Written instruction ▸ Look through the lines below and extract each one that contains "triangle".

Supplied records ▸
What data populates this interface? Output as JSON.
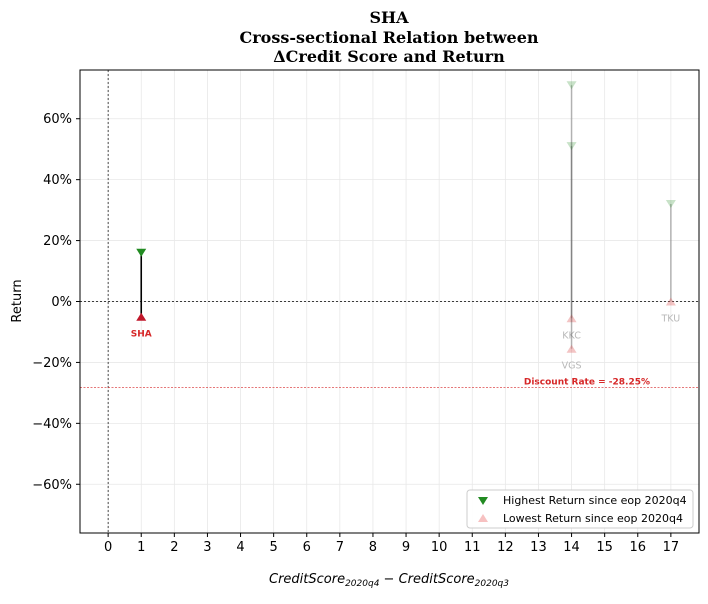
{
  "chart_data": {
    "type": "scatter",
    "title_lines": [
      "SHA",
      "Cross-sectional Relation between",
      "ΔCredit Score and Return"
    ],
    "xlabel": "CreditScore",
    "xlabel_sub1": "2020q4",
    "xlabel_mid": " − CreditScore",
    "xlabel_sub2": "2020q3",
    "ylabel": "Return",
    "xlim": [
      -0.85,
      17.85
    ],
    "ylim": [
      -0.76,
      0.76
    ],
    "x_ticks": [
      0,
      1,
      2,
      3,
      4,
      5,
      6,
      7,
      8,
      9,
      10,
      11,
      12,
      13,
      14,
      15,
      16,
      17
    ],
    "x_tick_labels": [
      "0",
      "1",
      "2",
      "3",
      "4",
      "5",
      "6",
      "7",
      "8",
      "9",
      "10",
      "11",
      "12",
      "13",
      "14",
      "15",
      "16",
      "17"
    ],
    "y_ticks": [
      -0.6,
      -0.4,
      -0.2,
      0,
      0.2,
      0.4,
      0.6
    ],
    "y_tick_labels": [
      "−60%",
      "−40%",
      "−20%",
      "0%",
      "20%",
      "40%",
      "60%"
    ],
    "grid": true,
    "legend_position": "lower-right",
    "legend": [
      {
        "label": "Highest Return since eop 2020q4",
        "marker": "triangle-down",
        "color": "#228B22"
      },
      {
        "label": "Lowest Return since eop 2020q4",
        "marker": "triangle-up",
        "color": "#F4A6A6"
      }
    ],
    "reference_lines": {
      "x": 0,
      "y": 0
    },
    "discount_rate": {
      "value": -0.2825,
      "label": "Discount Rate = -28.25%",
      "color": "#d62728"
    },
    "points": [
      {
        "ticker": "SHA",
        "x": 1,
        "high": 0.16,
        "low": -0.05,
        "highlight": true
      },
      {
        "ticker": "KKC",
        "x": 14,
        "high": 0.51,
        "low": -0.055,
        "highlight": false
      },
      {
        "ticker": "VGS",
        "x": 14,
        "high": 0.71,
        "low": -0.155,
        "highlight": false
      },
      {
        "ticker": "TKU",
        "x": 17,
        "high": 0.32,
        "low": 0.0,
        "highlight": false
      }
    ]
  }
}
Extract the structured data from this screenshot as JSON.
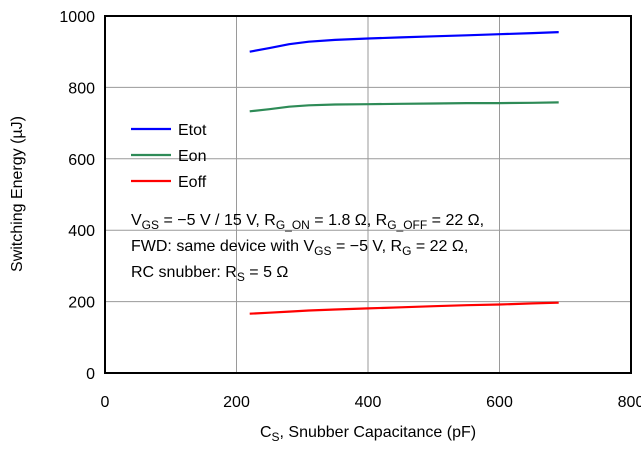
{
  "chart_data": {
    "type": "line",
    "xlabel_main": "C",
    "xlabel_sub": "S",
    "xlabel_rest": ", Snubber Capacitance (pF)",
    "ylabel": "Switching Energy (µJ)",
    "xlim": [
      0,
      800
    ],
    "ylim": [
      0,
      1000
    ],
    "xticks": [
      0,
      200,
      400,
      600,
      800
    ],
    "yticks": [
      0,
      200,
      400,
      600,
      800,
      1000
    ],
    "xtick_labels": [
      "0",
      "200",
      "400",
      "600",
      "800"
    ],
    "ytick_labels": [
      "0",
      "200",
      "400",
      "600",
      "800",
      "1000"
    ],
    "grid": true,
    "legend_position": "left",
    "series": [
      {
        "name": "Etot",
        "color": "#0000ff",
        "x": [
          220,
          250,
          280,
          310,
          350,
          400,
          450,
          500,
          550,
          600,
          650,
          690
        ],
        "y": [
          900,
          910,
          921,
          928,
          933,
          937,
          940,
          943,
          946,
          949,
          952,
          955
        ]
      },
      {
        "name": "Eon",
        "color": "#2e8b57",
        "x": [
          220,
          250,
          280,
          310,
          350,
          400,
          450,
          500,
          550,
          600,
          650,
          690
        ],
        "y": [
          733,
          739,
          746,
          750,
          752,
          753,
          754,
          755,
          756,
          756,
          757,
          758
        ]
      },
      {
        "name": "Eoff",
        "color": "#ff0000",
        "x": [
          220,
          250,
          280,
          310,
          350,
          400,
          450,
          500,
          550,
          600,
          650,
          690
        ],
        "y": [
          166,
          169,
          172,
          175,
          178,
          181,
          184,
          187,
          190,
          192,
          195,
          197
        ]
      }
    ],
    "annotation_lines": [
      [
        {
          "t": "V"
        },
        {
          "t": "GS",
          "sub": true
        },
        {
          "t": " = −5 V / 15 V, R"
        },
        {
          "t": "G_ON",
          "sub": true
        },
        {
          "t": " = 1.8 Ω, R"
        },
        {
          "t": "G_OFF",
          "sub": true
        },
        {
          "t": " = 22 Ω,"
        }
      ],
      [
        {
          "t": "FWD: same device with V"
        },
        {
          "t": "GS",
          "sub": true
        },
        {
          "t": " = −5 V, R"
        },
        {
          "t": "G",
          "sub": true
        },
        {
          "t": " = 22 Ω,"
        }
      ],
      [
        {
          "t": "RC snubber: R"
        },
        {
          "t": "S",
          "sub": true
        },
        {
          "t": " = 5 Ω"
        }
      ]
    ]
  }
}
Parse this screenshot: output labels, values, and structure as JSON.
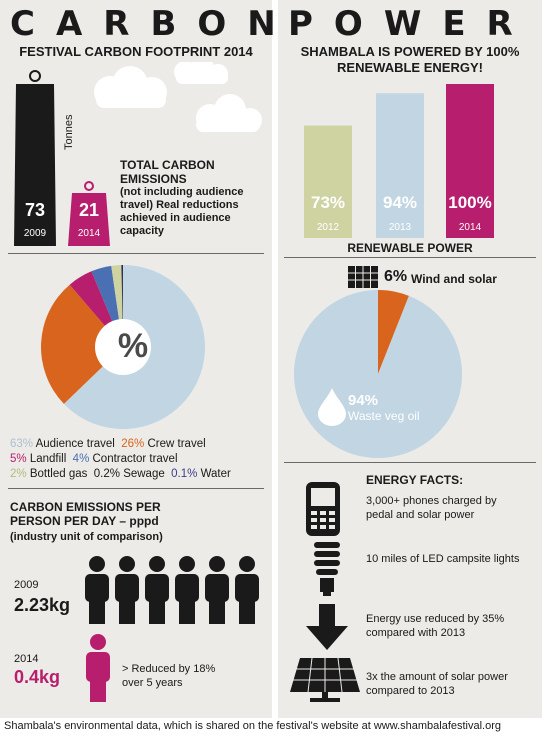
{
  "carbon": {
    "title": "CARBON",
    "subtitle": "FESTIVAL CARBON FOOTPRINT 2014",
    "tonnes_label": "Tonnes",
    "weights": [
      {
        "value": "73",
        "year": "2009"
      },
      {
        "value": "21",
        "year": "2014"
      }
    ],
    "total_title": "TOTAL CARBON EMISSIONS",
    "total_note": "(not including audience travel) Real reductions achieved in audience capacity",
    "pie_symbol": "%",
    "legend": [
      {
        "pct": "63%",
        "label": "Audience travel",
        "color": "#c2d5e2"
      },
      {
        "pct": "26%",
        "label": "Crew travel",
        "color": "#d9641e"
      },
      {
        "pct": "5%",
        "label": "Landfill",
        "color": "#b81e6e"
      },
      {
        "pct": "4%",
        "label": "Contractor travel",
        "color": "#4a6fb3"
      },
      {
        "pct": "2%",
        "label": "Bottled gas",
        "color": "#cfd3a2"
      },
      {
        "pct": "0.2%",
        "label": "Sewage",
        "color": "#1a1a1a"
      },
      {
        "pct": "0.1%",
        "label": "Water",
        "color": "#3d3d8a"
      }
    ],
    "pppd_title": "CARBON EMISSIONS PER PERSON PER DAY – pppd",
    "pppd_note": "(industry unit of comparison)",
    "pppd_2009_year": "2009",
    "pppd_2009_value": "2.23kg",
    "pppd_2014_year": "2014",
    "pppd_2014_value": "0.4kg",
    "reduction_note": "> Reduced by 18% over 5 years"
  },
  "power": {
    "title": "POWER",
    "subtitle": "SHAMBALA IS POWERED BY 100% RENEWABLE ENERGY!",
    "bars": [
      {
        "pct": "73%",
        "year": "2012",
        "value": 73,
        "color": "#cfd3a2"
      },
      {
        "pct": "94%",
        "year": "2013",
        "value": 94,
        "color": "#c2d5e2"
      },
      {
        "pct": "100%",
        "year": "2014",
        "value": 100,
        "color": "#b81e6e"
      }
    ],
    "bars_caption": "RENEWABLE POWER",
    "wind_pct": "6%",
    "wind_label": "Wind and solar",
    "veg_pct": "94%",
    "veg_label": "Waste veg oil",
    "facts_title": "ENERGY FACTS:",
    "facts": [
      "3,000+ phones charged by pedal and solar power",
      "10 miles of LED campsite lights",
      "Energy use reduced by 35% compared with 2013",
      "3x the amount of solar power compared to 2013"
    ]
  },
  "chart_data": [
    {
      "type": "pie",
      "categories": [
        "Audience travel",
        "Crew travel",
        "Landfill",
        "Contractor travel",
        "Bottled gas",
        "Sewage",
        "Water"
      ],
      "values": [
        63,
        26,
        5,
        4,
        2,
        0.2,
        0.1
      ]
    },
    {
      "type": "bar",
      "categories": [
        "2012",
        "2013",
        "2014"
      ],
      "values": [
        73,
        94,
        100
      ],
      "xlabel": "RENEWABLE POWER"
    },
    {
      "type": "pie",
      "categories": [
        "Wind and solar",
        "Waste veg oil"
      ],
      "values": [
        6,
        94
      ]
    }
  ],
  "footer": "Shambala's environmental data, which is shared on the festival's website at www.shambalafestival.org"
}
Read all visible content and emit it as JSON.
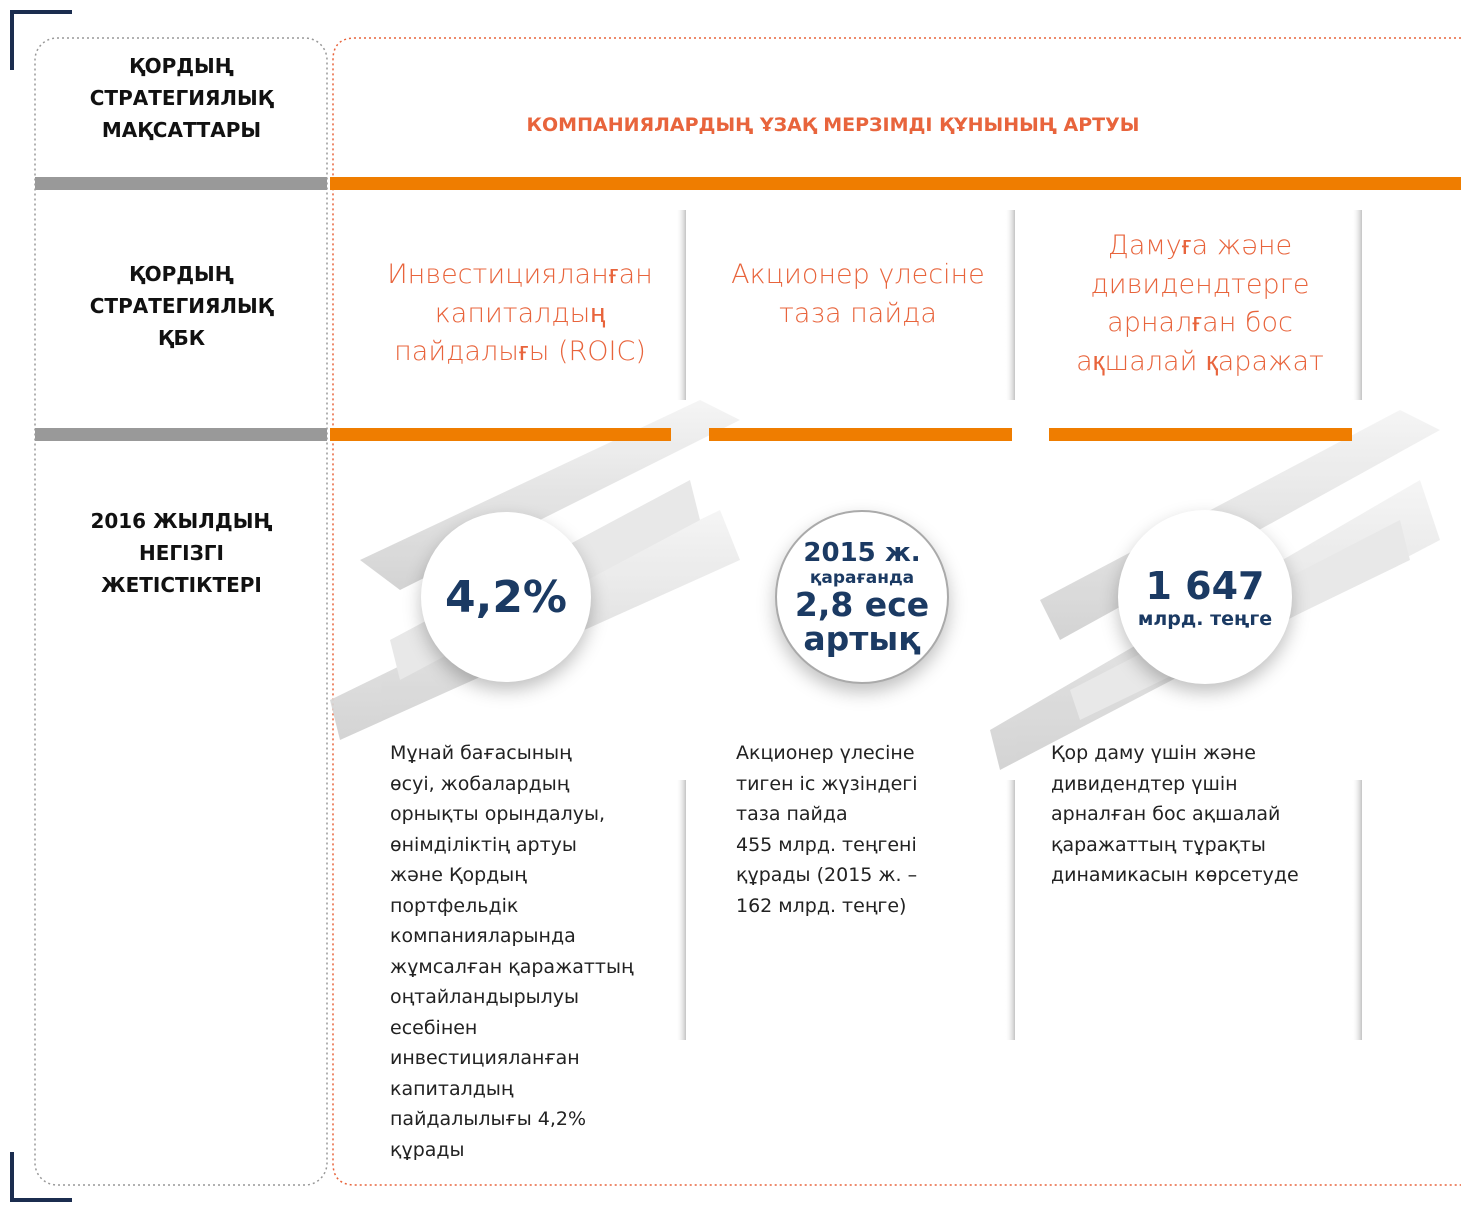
{
  "row_labels": [
    [
      "ҚОРДЫҢ",
      "СТРАТЕГИЯЛЫҚ",
      "МАҚСАТТАРЫ"
    ],
    [
      "ҚОРДЫҢ",
      "СТРАТЕГИЯЛЫҚ",
      "ҚБК"
    ],
    [
      "2016 ЖЫЛДЫҢ",
      "НЕГІЗГІ",
      "ЖЕТІСТІКТЕРІ"
    ]
  ],
  "goal": "КОМПАНИЯЛАРДЫҢ ҰЗАҚ МЕРЗІМДІ ҚҰНЫНЫҢ АРТУЫ",
  "columns": [
    {
      "kpi": [
        "Инвестицияланған",
        "капиталдың",
        "пайдалығы (ROIC)"
      ],
      "badge": [
        "4,2%"
      ],
      "description": [
        "Мұнай бағасының",
        "өсуі, жобалардың",
        "орнықты орындалуы,",
        "өнімділіктің артуы",
        "және Қордың",
        "портфельдік",
        "компанияларында",
        "жұмсалған қаражаттың",
        "оңтайландырылуы",
        "есебінен",
        "инвестицияланған",
        "капиталдың",
        "пайдалылығы 4,2%",
        "құрады"
      ]
    },
    {
      "kpi": [
        "Акционер үлесіне",
        "таза пайда"
      ],
      "badge": [
        "2015 ж.",
        "қарағанда",
        "2,8 есе",
        "артық"
      ],
      "description": [
        "Акционер үлесіне",
        "тиген іс жүзіндегі",
        "таза пайда",
        "455 млрд. теңгені",
        "құрады (2015 ж. –",
        "162 млрд. теңге)"
      ]
    },
    {
      "kpi": [
        "Дамуға және",
        "дивидендтерге",
        "арналған бос",
        "ақшалай қаражат"
      ],
      "badge": [
        "1 647",
        "млрд. теңге"
      ],
      "description": [
        "Қор даму үшін және",
        "дивидендтер үшін",
        "арналған бос ақшалай",
        "қаражаттың тұрақты",
        "динамикасын көрсетуде"
      ]
    }
  ]
}
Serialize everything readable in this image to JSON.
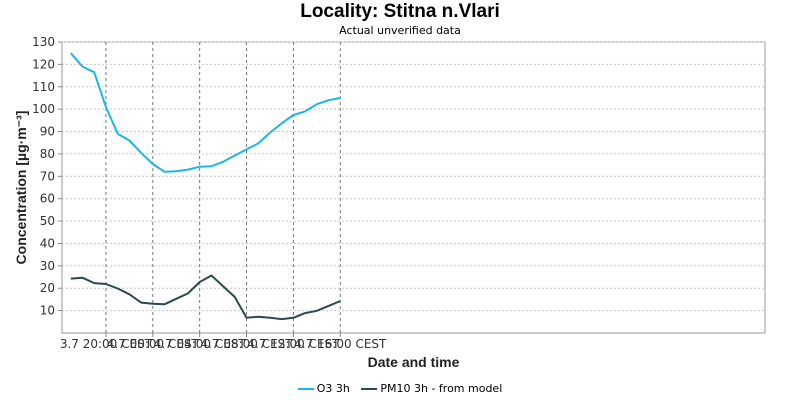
{
  "chart_data": {
    "type": "line",
    "title": "Locality: Stitna n.Vlari",
    "subtitle": "Actual unverified data",
    "xlabel": "Date and time",
    "ylabel": "Concentration [µg·m⁻³]",
    "ylim": [
      0,
      130
    ],
    "y_ticks": [
      10,
      20,
      30,
      40,
      50,
      60,
      70,
      80,
      90,
      100,
      110,
      120,
      130
    ],
    "x_range_hours": [
      16.25,
      76.25
    ],
    "x_ticks": [
      {
        "label": "3.7 20:00 CEST",
        "hour": 20
      },
      {
        "label": "4.7 00:00 CEST",
        "hour": 24
      },
      {
        "label": "4.7 04:00 CEST",
        "hour": 28
      },
      {
        "label": "4.7 08:00 CEST",
        "hour": 32
      },
      {
        "label": "4.7 12:00 CEST",
        "hour": 36
      },
      {
        "label": "4.7 16:00 CEST",
        "hour": 40
      }
    ],
    "grid": true,
    "legend": "bottom-center",
    "series": [
      {
        "name": "O3 3h",
        "color": "#1ab7e8",
        "x_hours": [
          17,
          18,
          19,
          20,
          21,
          22,
          23,
          24,
          25,
          26,
          27,
          28,
          29,
          30,
          31,
          32,
          33,
          34,
          35,
          36,
          37,
          38,
          39,
          40
        ],
        "values": [
          125,
          119,
          116.5,
          101,
          89,
          86,
          80.5,
          75.5,
          72,
          72.3,
          73,
          74.3,
          74.5,
          76.5,
          79.3,
          82,
          84.7,
          89.5,
          93.7,
          97.4,
          99,
          102.2,
          104,
          105
        ]
      },
      {
        "name": "PM10 3h - from model",
        "color": "#2b4a4e",
        "x_hours": [
          17,
          18,
          19,
          20,
          21,
          22,
          23,
          24,
          25,
          26,
          27,
          28,
          29,
          30,
          31,
          32,
          33,
          34,
          35,
          36,
          37,
          38,
          39,
          40
        ],
        "values": [
          24.3,
          24.7,
          22.3,
          21.9,
          19.9,
          17.3,
          13.6,
          13.1,
          12.8,
          15.3,
          17.7,
          22.8,
          25.7,
          20.9,
          16.1,
          6.8,
          7.3,
          6.8,
          6.2,
          6.8,
          8.9,
          9.9,
          12.1,
          14.3
        ]
      }
    ]
  }
}
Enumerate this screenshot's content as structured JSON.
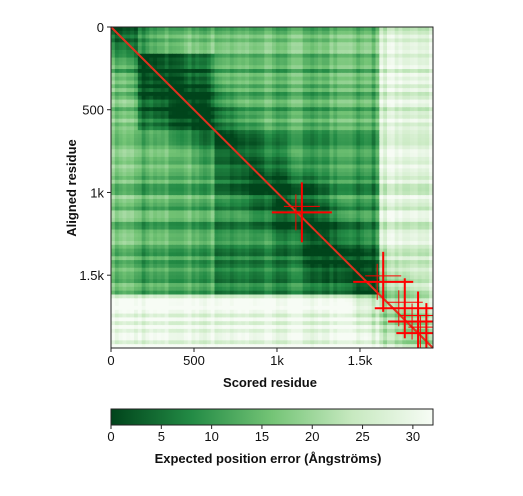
{
  "chart_data": {
    "type": "heatmap",
    "xlabel": "Scored residue",
    "ylabel": "Aligned residue",
    "x_range": [
      0,
      1940
    ],
    "y_range": [
      0,
      1940
    ],
    "x_ticks": [
      {
        "value": 0,
        "label": "0"
      },
      {
        "value": 500,
        "label": "500"
      },
      {
        "value": 1000,
        "label": "1k"
      },
      {
        "value": 1500,
        "label": "1.5k"
      }
    ],
    "y_ticks": [
      {
        "value": 0,
        "label": "0"
      },
      {
        "value": 500,
        "label": "500"
      },
      {
        "value": 1000,
        "label": "1k"
      },
      {
        "value": 1500,
        "label": "1.5k"
      }
    ],
    "colorbar": {
      "label": "Expected position error (Ångströms)",
      "range": [
        0,
        32
      ],
      "ticks": [
        {
          "value": 0,
          "label": "0"
        },
        {
          "value": 5,
          "label": "5"
        },
        {
          "value": 10,
          "label": "10"
        },
        {
          "value": 15,
          "label": "15"
        },
        {
          "value": 20,
          "label": "20"
        },
        {
          "value": 25,
          "label": "25"
        },
        {
          "value": 30,
          "label": "30"
        }
      ],
      "colors": [
        "#00441b",
        "#238b45",
        "#74c476",
        "#c7e9c0",
        "#f7fcf5"
      ]
    },
    "diagonal_color": "#e0301e",
    "marker_color": "#ff0000",
    "domains": [
      {
        "start": 0,
        "end": 170,
        "error": 12
      },
      {
        "start": 170,
        "end": 620,
        "error": 6
      },
      {
        "start": 620,
        "end": 1620,
        "error": 9
      },
      {
        "start": 1620,
        "end": 1940,
        "error": 26
      }
    ],
    "markers": [
      {
        "x": 1150,
        "y": 1120
      },
      {
        "x": 1640,
        "y": 1540
      },
      {
        "x": 1770,
        "y": 1700
      },
      {
        "x": 1850,
        "y": 1780
      },
      {
        "x": 1900,
        "y": 1850
      }
    ]
  }
}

Task result ▸
        "marker": "triangle-down",
        "marker": "triangle-up",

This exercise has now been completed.